* start Given information *

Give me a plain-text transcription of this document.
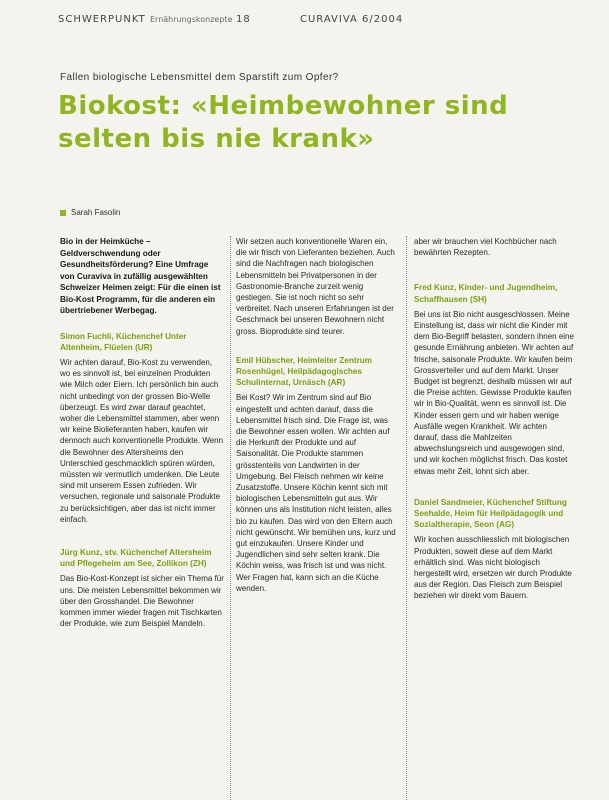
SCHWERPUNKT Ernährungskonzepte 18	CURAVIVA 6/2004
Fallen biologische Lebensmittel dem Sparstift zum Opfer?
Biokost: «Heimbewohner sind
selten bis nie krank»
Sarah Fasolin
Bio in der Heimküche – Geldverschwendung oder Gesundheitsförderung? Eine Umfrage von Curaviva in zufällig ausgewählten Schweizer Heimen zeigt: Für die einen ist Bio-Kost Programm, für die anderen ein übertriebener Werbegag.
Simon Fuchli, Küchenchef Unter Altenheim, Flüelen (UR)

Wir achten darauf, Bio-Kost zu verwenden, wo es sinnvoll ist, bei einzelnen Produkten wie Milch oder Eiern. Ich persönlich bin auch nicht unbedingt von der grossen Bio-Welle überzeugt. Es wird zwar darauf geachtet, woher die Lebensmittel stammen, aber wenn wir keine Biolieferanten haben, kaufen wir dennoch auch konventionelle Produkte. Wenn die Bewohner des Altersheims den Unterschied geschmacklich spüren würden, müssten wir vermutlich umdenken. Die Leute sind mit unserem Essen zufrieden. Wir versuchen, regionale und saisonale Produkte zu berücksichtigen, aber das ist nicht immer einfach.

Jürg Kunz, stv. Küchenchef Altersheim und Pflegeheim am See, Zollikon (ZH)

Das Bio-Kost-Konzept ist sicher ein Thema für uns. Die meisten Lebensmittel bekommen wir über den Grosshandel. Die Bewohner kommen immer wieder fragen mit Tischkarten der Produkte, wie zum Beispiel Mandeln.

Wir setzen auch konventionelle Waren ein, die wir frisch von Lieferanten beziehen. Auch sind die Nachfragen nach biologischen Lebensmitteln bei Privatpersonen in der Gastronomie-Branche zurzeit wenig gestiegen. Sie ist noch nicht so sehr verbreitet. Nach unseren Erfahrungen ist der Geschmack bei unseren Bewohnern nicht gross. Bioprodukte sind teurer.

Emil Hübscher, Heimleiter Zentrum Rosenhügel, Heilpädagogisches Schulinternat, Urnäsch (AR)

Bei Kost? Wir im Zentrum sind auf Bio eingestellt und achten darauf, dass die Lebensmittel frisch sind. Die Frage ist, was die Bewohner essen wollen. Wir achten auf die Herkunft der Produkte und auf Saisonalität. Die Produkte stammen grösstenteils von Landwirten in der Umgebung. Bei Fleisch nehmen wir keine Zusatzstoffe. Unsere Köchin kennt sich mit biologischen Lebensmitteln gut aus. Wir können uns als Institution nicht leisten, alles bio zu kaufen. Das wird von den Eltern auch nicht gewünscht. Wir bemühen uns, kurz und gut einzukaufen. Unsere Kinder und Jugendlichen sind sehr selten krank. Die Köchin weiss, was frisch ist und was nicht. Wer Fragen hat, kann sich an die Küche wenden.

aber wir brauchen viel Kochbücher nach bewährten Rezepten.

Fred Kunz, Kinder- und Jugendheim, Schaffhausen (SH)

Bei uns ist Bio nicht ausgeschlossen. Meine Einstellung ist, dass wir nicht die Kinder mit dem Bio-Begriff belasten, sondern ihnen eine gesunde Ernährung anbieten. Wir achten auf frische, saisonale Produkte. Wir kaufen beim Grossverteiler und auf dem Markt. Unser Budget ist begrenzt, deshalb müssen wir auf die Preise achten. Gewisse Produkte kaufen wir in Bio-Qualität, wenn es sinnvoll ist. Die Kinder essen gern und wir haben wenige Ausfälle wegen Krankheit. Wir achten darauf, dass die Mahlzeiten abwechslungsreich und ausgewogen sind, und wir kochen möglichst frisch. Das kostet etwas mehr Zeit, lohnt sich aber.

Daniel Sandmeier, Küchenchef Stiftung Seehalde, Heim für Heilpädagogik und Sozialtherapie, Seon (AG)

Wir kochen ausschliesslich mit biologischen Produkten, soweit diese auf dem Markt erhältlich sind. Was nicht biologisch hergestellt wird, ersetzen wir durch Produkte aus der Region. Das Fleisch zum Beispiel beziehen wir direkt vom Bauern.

* end Given information *
* start Given information *

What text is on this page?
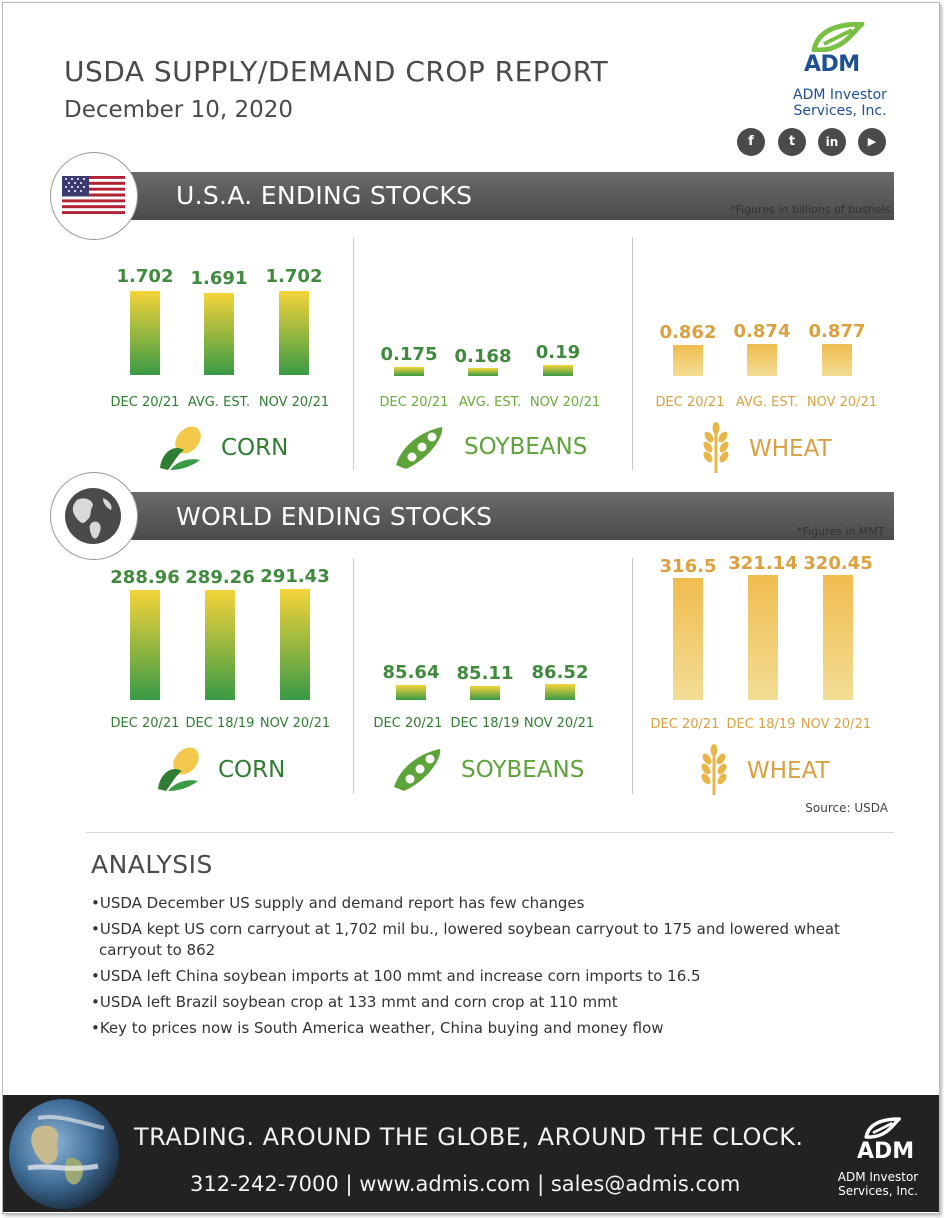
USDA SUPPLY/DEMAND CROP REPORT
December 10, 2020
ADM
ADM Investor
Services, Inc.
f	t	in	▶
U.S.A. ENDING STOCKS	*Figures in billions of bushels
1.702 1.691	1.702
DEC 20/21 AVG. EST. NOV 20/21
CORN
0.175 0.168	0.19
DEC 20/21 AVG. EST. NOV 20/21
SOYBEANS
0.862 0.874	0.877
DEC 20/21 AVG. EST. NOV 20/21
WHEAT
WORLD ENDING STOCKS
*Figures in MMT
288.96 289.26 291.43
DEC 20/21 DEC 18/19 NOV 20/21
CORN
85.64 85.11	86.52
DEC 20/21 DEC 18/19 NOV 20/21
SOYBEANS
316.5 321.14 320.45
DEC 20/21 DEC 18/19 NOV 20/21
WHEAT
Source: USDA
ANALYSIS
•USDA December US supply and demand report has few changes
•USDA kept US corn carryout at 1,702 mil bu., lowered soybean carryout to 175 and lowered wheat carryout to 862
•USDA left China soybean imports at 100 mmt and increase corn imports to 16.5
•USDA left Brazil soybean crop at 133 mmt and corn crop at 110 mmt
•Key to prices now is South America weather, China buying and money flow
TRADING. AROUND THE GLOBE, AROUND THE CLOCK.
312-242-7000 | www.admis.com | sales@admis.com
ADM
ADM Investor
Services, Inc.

* end Given information *

> _Problem description_
Check every line of the data, and copy the ones that contain "Küchenchef".

> _Exercise response_
Simon Fuchli, Küchenchef Unter Altenheim, Flüelen (UR)
Jürg Kunz, stv. Küchenchef Altersheim und Pflegeheim am See, Zollikon (ZH)
Daniel Sandmeier, Küchenchef Stiftung Seehalde, Heim für Heilpädagogik und Sozialtherapie, Seon (AG)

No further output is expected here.